Input rows:

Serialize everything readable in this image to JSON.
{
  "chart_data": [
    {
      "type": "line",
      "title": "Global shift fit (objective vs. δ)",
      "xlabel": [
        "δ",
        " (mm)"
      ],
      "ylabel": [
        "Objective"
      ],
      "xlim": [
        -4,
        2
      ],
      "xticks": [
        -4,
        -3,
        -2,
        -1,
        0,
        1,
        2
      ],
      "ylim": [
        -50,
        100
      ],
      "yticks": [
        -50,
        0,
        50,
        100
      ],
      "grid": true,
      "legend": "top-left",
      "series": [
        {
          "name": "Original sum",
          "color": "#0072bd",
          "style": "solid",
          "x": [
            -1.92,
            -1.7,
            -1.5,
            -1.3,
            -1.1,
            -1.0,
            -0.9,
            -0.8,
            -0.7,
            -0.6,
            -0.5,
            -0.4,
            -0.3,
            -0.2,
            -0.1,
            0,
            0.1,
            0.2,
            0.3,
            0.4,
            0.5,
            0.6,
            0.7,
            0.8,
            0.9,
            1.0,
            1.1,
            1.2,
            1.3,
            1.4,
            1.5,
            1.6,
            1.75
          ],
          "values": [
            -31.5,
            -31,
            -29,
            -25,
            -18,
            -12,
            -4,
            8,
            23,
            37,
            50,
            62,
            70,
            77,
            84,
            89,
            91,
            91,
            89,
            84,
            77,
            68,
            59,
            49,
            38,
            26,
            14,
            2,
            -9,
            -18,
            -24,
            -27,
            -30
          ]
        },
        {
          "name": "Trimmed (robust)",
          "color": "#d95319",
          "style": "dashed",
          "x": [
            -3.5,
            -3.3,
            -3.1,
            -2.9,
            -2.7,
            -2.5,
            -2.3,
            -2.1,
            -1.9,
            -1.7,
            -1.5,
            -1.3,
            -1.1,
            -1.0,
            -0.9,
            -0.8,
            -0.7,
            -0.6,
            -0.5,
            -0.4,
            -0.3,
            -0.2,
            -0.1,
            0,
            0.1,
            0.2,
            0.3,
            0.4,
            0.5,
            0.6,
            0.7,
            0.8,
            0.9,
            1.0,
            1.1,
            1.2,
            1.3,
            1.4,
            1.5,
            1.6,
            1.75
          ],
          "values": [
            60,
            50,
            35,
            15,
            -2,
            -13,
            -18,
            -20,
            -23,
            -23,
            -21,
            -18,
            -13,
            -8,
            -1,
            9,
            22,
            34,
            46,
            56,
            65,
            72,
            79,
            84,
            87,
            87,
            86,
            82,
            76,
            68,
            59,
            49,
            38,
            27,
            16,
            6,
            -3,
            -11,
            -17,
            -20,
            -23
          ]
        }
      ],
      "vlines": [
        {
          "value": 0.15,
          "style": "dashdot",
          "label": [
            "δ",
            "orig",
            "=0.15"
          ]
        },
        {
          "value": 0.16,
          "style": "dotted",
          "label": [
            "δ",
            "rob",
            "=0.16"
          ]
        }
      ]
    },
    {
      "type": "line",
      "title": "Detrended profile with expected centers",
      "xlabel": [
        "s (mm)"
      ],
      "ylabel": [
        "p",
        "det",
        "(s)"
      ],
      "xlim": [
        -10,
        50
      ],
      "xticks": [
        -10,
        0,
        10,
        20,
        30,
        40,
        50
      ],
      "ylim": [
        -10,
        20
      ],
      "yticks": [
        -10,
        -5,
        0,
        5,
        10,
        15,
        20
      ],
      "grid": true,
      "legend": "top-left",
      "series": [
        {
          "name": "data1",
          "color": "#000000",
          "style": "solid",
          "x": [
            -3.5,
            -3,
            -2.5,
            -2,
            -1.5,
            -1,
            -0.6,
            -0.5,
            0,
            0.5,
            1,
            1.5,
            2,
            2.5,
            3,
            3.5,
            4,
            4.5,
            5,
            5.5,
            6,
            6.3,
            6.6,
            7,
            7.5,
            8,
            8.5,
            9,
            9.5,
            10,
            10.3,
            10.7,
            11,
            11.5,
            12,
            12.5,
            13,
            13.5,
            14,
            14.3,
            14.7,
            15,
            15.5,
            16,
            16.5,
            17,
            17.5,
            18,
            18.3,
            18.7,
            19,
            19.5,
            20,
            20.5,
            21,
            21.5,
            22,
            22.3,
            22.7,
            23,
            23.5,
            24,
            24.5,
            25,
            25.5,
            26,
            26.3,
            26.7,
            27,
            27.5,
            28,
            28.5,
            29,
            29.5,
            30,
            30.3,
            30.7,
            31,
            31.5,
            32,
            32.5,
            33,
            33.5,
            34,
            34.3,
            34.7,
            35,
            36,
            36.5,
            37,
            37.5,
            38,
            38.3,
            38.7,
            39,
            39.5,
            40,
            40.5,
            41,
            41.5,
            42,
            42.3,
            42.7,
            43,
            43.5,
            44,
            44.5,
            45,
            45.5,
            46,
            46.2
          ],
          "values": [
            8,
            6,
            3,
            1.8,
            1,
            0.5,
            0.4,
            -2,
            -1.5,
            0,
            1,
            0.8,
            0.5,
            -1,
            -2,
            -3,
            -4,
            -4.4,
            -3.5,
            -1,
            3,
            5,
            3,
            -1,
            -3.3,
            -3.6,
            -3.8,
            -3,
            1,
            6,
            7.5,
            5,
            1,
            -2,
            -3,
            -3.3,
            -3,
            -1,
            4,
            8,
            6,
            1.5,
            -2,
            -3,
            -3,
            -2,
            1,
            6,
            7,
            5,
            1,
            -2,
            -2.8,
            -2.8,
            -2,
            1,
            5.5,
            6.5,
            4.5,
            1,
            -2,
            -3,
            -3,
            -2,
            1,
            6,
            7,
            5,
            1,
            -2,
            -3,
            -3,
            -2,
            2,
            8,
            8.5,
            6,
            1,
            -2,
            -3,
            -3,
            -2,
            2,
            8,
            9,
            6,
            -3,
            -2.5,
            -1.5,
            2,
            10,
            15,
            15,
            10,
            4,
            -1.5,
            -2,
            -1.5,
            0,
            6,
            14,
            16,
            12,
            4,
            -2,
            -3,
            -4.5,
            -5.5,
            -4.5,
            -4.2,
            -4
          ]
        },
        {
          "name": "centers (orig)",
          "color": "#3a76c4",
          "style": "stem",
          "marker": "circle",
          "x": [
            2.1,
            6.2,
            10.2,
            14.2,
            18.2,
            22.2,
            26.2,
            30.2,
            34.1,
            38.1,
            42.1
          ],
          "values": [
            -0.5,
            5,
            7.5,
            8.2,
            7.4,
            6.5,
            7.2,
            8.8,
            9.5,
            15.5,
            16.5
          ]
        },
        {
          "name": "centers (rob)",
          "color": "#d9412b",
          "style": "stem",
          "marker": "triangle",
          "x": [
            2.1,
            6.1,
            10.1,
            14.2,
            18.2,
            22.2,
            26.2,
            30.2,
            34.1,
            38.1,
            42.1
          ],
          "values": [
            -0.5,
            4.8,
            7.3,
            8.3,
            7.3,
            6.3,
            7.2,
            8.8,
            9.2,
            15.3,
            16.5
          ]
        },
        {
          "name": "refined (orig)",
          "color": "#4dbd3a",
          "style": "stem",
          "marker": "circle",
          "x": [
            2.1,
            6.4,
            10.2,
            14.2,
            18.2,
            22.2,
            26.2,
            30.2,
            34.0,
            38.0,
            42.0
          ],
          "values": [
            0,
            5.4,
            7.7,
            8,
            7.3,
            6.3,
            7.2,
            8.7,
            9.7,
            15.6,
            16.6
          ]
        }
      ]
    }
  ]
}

Work required: Repeat every record, keeping each word and mark exactly as it is.

The reply:
Serialize everything readable in this image to JSON.
{
  "chart_data": [
    {
      "type": "line",
      "title": "Global shift fit (objective vs. δ)",
      "xlabel": [
        "δ",
        " (mm)"
      ],
      "ylabel": [
        "Objective"
      ],
      "xlim": [
        -4,
        2
      ],
      "xticks": [
        -4,
        -3,
        -2,
        -1,
        0,
        1,
        2
      ],
      "ylim": [
        -50,
        100
      ],
      "yticks": [
        -50,
        0,
        50,
        100
      ],
      "grid": true,
      "legend": "top-left",
      "series": [
        {
          "name": "Original sum",
          "color": "#0072bd",
          "style": "solid",
          "x": [
            -1.92,
            -1.7,
            -1.5,
            -1.3,
            -1.1,
            -1.0,
            -0.9,
            -0.8,
            -0.7,
            -0.6,
            -0.5,
            -0.4,
            -0.3,
            -0.2,
            -0.1,
            0,
            0.1,
            0.2,
            0.3,
            0.4,
            0.5,
            0.6,
            0.7,
            0.8,
            0.9,
            1.0,
            1.1,
            1.2,
            1.3,
            1.4,
            1.5,
            1.6,
            1.75
          ],
          "values": [
            -31.5,
            -31,
            -29,
            -25,
            -18,
            -12,
            -4,
            8,
            23,
            37,
            50,
            62,
            70,
            77,
            84,
            89,
            91,
            91,
            89,
            84,
            77,
            68,
            59,
            49,
            38,
            26,
            14,
            2,
            -9,
            -18,
            -24,
            -27,
            -30
          ]
        },
        {
          "name": "Trimmed (robust)",
          "color": "#d95319",
          "style": "dashed",
          "x": [
            -3.5,
            -3.3,
            -3.1,
            -2.9,
            -2.7,
            -2.5,
            -2.3,
            -2.1,
            -1.9,
            -1.7,
            -1.5,
            -1.3,
            -1.1,
            -1.0,
            -0.9,
            -0.8,
            -0.7,
            -0.6,
            -0.5,
            -0.4,
            -0.3,
            -0.2,
            -0.1,
            0,
            0.1,
            0.2,
            0.3,
            0.4,
            0.5,
            0.6,
            0.7,
            0.8,
            0.9,
            1.0,
            1.1,
            1.2,
            1.3,
            1.4,
            1.5,
            1.6,
            1.75
          ],
          "values": [
            60,
            50,
            35,
            15,
            -2,
            -13,
            -18,
            -20,
            -23,
            -23,
            -21,
            -18,
            -13,
            -8,
            -1,
            9,
            22,
            34,
            46,
            56,
            65,
            72,
            79,
            84,
            87,
            87,
            86,
            82,
            76,
            68,
            59,
            49,
            38,
            27,
            16,
            6,
            -3,
            -11,
            -17,
            -20,
            -23
          ]
        }
      ],
      "vlines": [
        {
          "value": 0.15,
          "style": "dashdot",
          "label": [
            "δ",
            "orig",
            "=0.15"
          ]
        },
        {
          "value": 0.16,
          "style": "dotted",
          "label": [
            "δ",
            "rob",
            "=0.16"
          ]
        }
      ]
    },
    {
      "type": "line",
      "title": "Detrended profile with expected centers",
      "xlabel": [
        "s (mm)"
      ],
      "ylabel": [
        "p",
        "det",
        "(s)"
      ],
      "xlim": [
        -10,
        50
      ],
      "xticks": [
        -10,
        0,
        10,
        20,
        30,
        40,
        50
      ],
      "ylim": [
        -10,
        20
      ],
      "yticks": [
        -10,
        -5,
        0,
        5,
        10,
        15,
        20
      ],
      "grid": true,
      "legend": "top-left",
      "series": [
        {
          "name": "data1",
          "color": "#000000",
          "style": "solid",
          "x": [
            -3.5,
            -3,
            -2.5,
            -2,
            -1.5,
            -1,
            -0.6,
            -0.5,
            0,
            0.5,
            1,
            1.5,
            2,
            2.5,
            3,
            3.5,
            4,
            4.5,
            5,
            5.5,
            6,
            6.3,
            6.6,
            7,
            7.5,
            8,
            8.5,
            9,
            9.5,
            10,
            10.3,
            10.7,
            11,
            11.5,
            12,
            12.5,
            13,
            13.5,
            14,
            14.3,
            14.7,
            15,
            15.5,
            16,
            16.5,
            17,
            17.5,
            18,
            18.3,
            18.7,
            19,
            19.5,
            20,
            20.5,
            21,
            21.5,
            22,
            22.3,
            22.7,
            23,
            23.5,
            24,
            24.5,
            25,
            25.5,
            26,
            26.3,
            26.7,
            27,
            27.5,
            28,
            28.5,
            29,
            29.5,
            30,
            30.3,
            30.7,
            31,
            31.5,
            32,
            32.5,
            33,
            33.5,
            34,
            34.3,
            34.7,
            35,
            36,
            36.5,
            37,
            37.5,
            38,
            38.3,
            38.7,
            39,
            39.5,
            40,
            40.5,
            41,
            41.5,
            42,
            42.3,
            42.7,
            43,
            43.5,
            44,
            44.5,
            45,
            45.5,
            46,
            46.2
          ],
          "values": [
            8,
            6,
            3,
            1.8,
            1,
            0.5,
            0.4,
            -2,
            -1.5,
            0,
            1,
            0.8,
            0.5,
            -1,
            -2,
            -3,
            -4,
            -4.4,
            -3.5,
            -1,
            3,
            5,
            3,
            -1,
            -3.3,
            -3.6,
            -3.8,
            -3,
            1,
            6,
            7.5,
            5,
            1,
            -2,
            -3,
            -3.3,
            -3,
            -1,
            4,
            8,
            6,
            1.5,
            -2,
            -3,
            -3,
            -2,
            1,
            6,
            7,
            5,
            1,
            -2,
            -2.8,
            -2.8,
            -2,
            1,
            5.5,
            6.5,
            4.5,
            1,
            -2,
            -3,
            -3,
            -2,
            1,
            6,
            7,
            5,
            1,
            -2,
            -3,
            -3,
            -2,
            2,
            8,
            8.5,
            6,
            1,
            -2,
            -3,
            -3,
            -2,
            2,
            8,
            9,
            6,
            -3,
            -2.5,
            -1.5,
            2,
            10,
            15,
            15,
            10,
            4,
            -1.5,
            -2,
            -1.5,
            0,
            6,
            14,
            16,
            12,
            4,
            -2,
            -3,
            -4.5,
            -5.5,
            -4.5,
            -4.2,
            -4
          ]
        },
        {
          "name": "centers (orig)",
          "color": "#3a76c4",
          "style": "stem",
          "marker": "circle",
          "x": [
            2.1,
            6.2,
            10.2,
            14.2,
            18.2,
            22.2,
            26.2,
            30.2,
            34.1,
            38.1,
            42.1
          ],
          "values": [
            -0.5,
            5,
            7.5,
            8.2,
            7.4,
            6.5,
            7.2,
            8.8,
            9.5,
            15.5,
            16.5
          ]
        },
        {
          "name": "centers (rob)",
          "color": "#d9412b",
          "style": "stem",
          "marker": "triangle",
          "x": [
            2.1,
            6.1,
            10.1,
            14.2,
            18.2,
            22.2,
            26.2,
            30.2,
            34.1,
            38.1,
            42.1
          ],
          "values": [
            -0.5,
            4.8,
            7.3,
            8.3,
            7.3,
            6.3,
            7.2,
            8.8,
            9.2,
            15.3,
            16.5
          ]
        },
        {
          "name": "refined (orig)",
          "color": "#4dbd3a",
          "style": "stem",
          "marker": "circle",
          "x": [
            2.1,
            6.4,
            10.2,
            14.2,
            18.2,
            22.2,
            26.2,
            30.2,
            34.0,
            38.0,
            42.0
          ],
          "values": [
            0,
            5.4,
            7.7,
            8,
            7.3,
            6.3,
            7.2,
            8.7,
            9.7,
            15.6,
            16.6
          ]
        }
      ]
    }
  ]
}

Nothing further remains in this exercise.